Reproduce the listing below character for character; drop every image.

Data entries for graphics:

%%

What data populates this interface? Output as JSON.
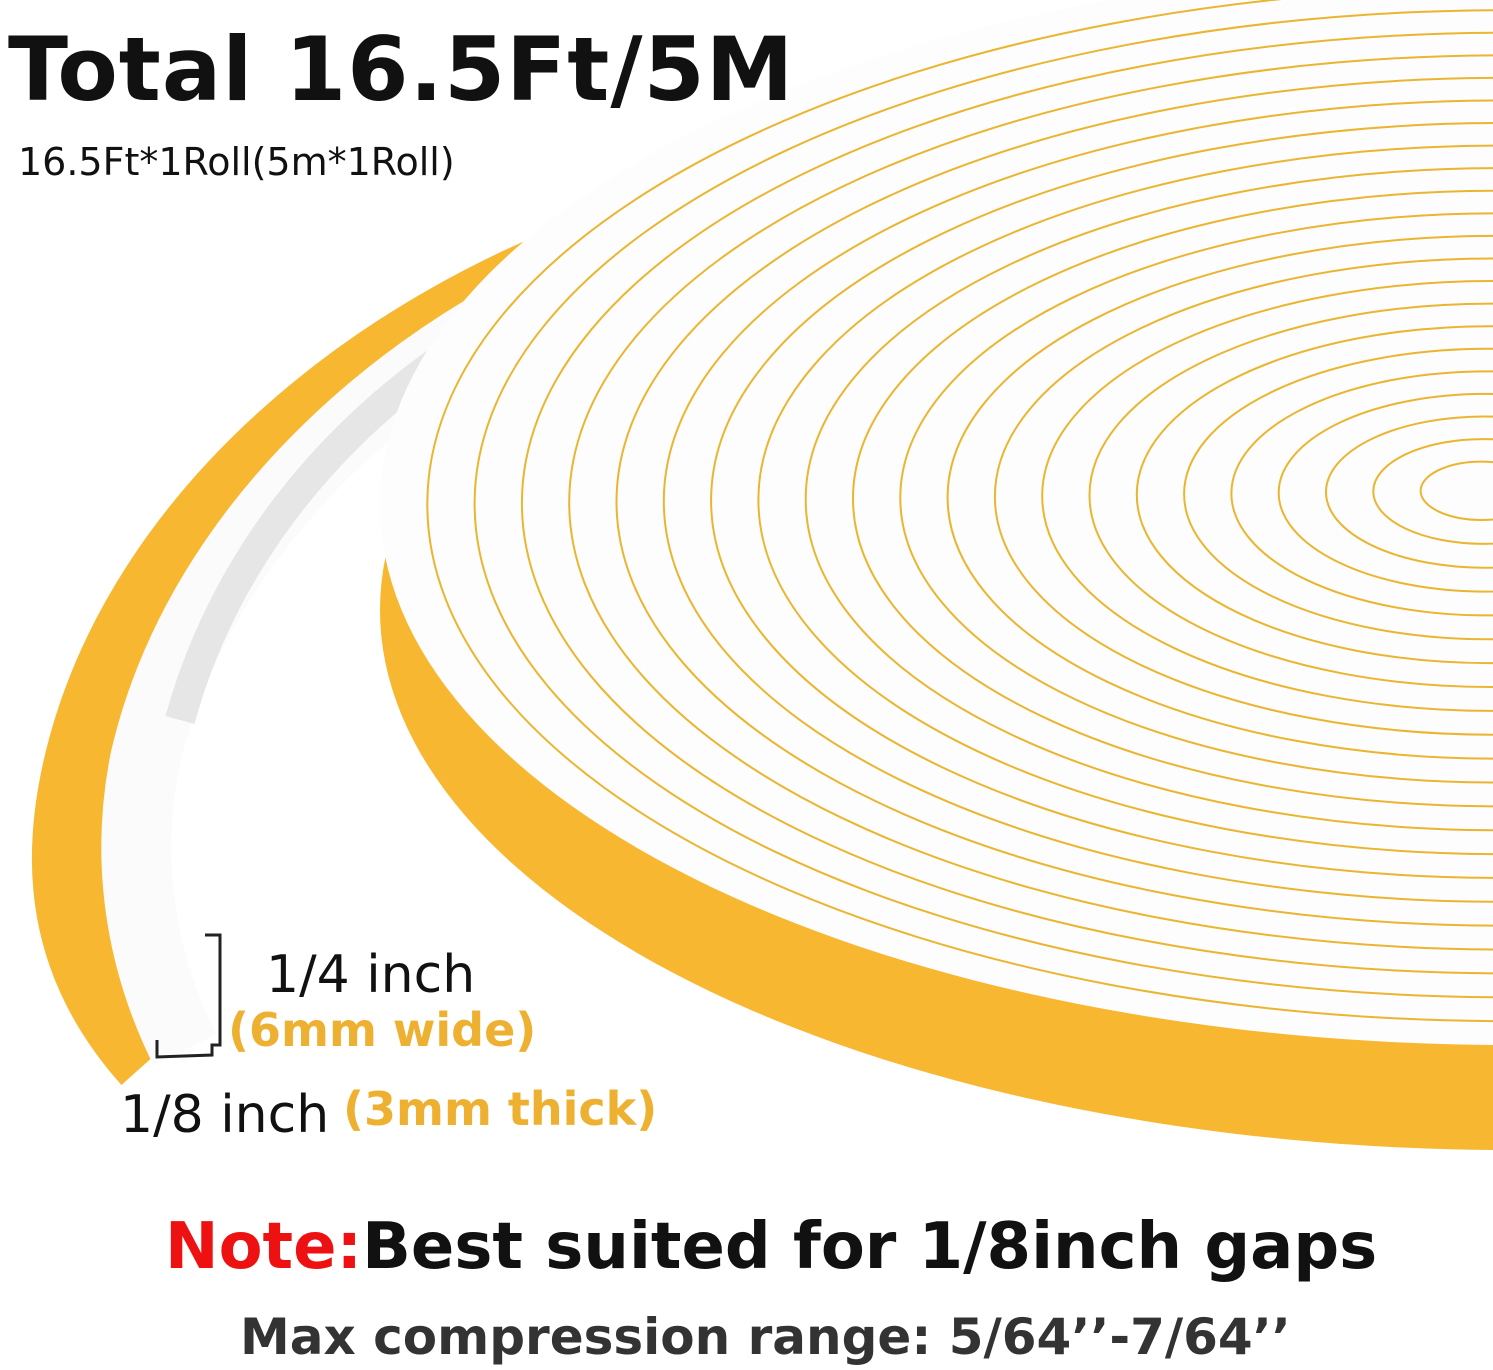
{
  "title": "Total 16.5Ft/5M",
  "subtitle": "16.5Ft*1Roll(5m*1Roll)",
  "width_label": "1/4 inch",
  "width_metric": "(6mm wide)",
  "thickness_label": "1/8 inch",
  "thickness_metric": "(3mm thick)",
  "note_prefix": "Note:",
  "note_text": "Best suited for 1/8inch gaps",
  "compression": "Max compression range: 5/64’’-7/64’’",
  "colors": {
    "foam": "#ffffff",
    "adhesive": "#f7b731",
    "note": "#ee1111",
    "metric": "#eeb030"
  }
}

%%

TASK ANSWER:
What data populates this interface? Output as JSON.
{
  "title": "Total 16.5Ft/5M",
  "subtitle": "16.5Ft*1Roll(5m*1Roll)",
  "width_label": "1/4 inch",
  "width_metric": "(6mm wide)",
  "thickness_label": "1/8 inch",
  "thickness_metric": "(3mm thick)",
  "note_prefix": "Note:",
  "note_text": "Best suited for 1/8inch gaps",
  "compression": "Max compression range: 5/64’’-7/64’’",
  "colors": {
    "foam": "#ffffff",
    "adhesive": "#f7b731",
    "note": "#ee1111",
    "metric": "#eeb030"
  }
}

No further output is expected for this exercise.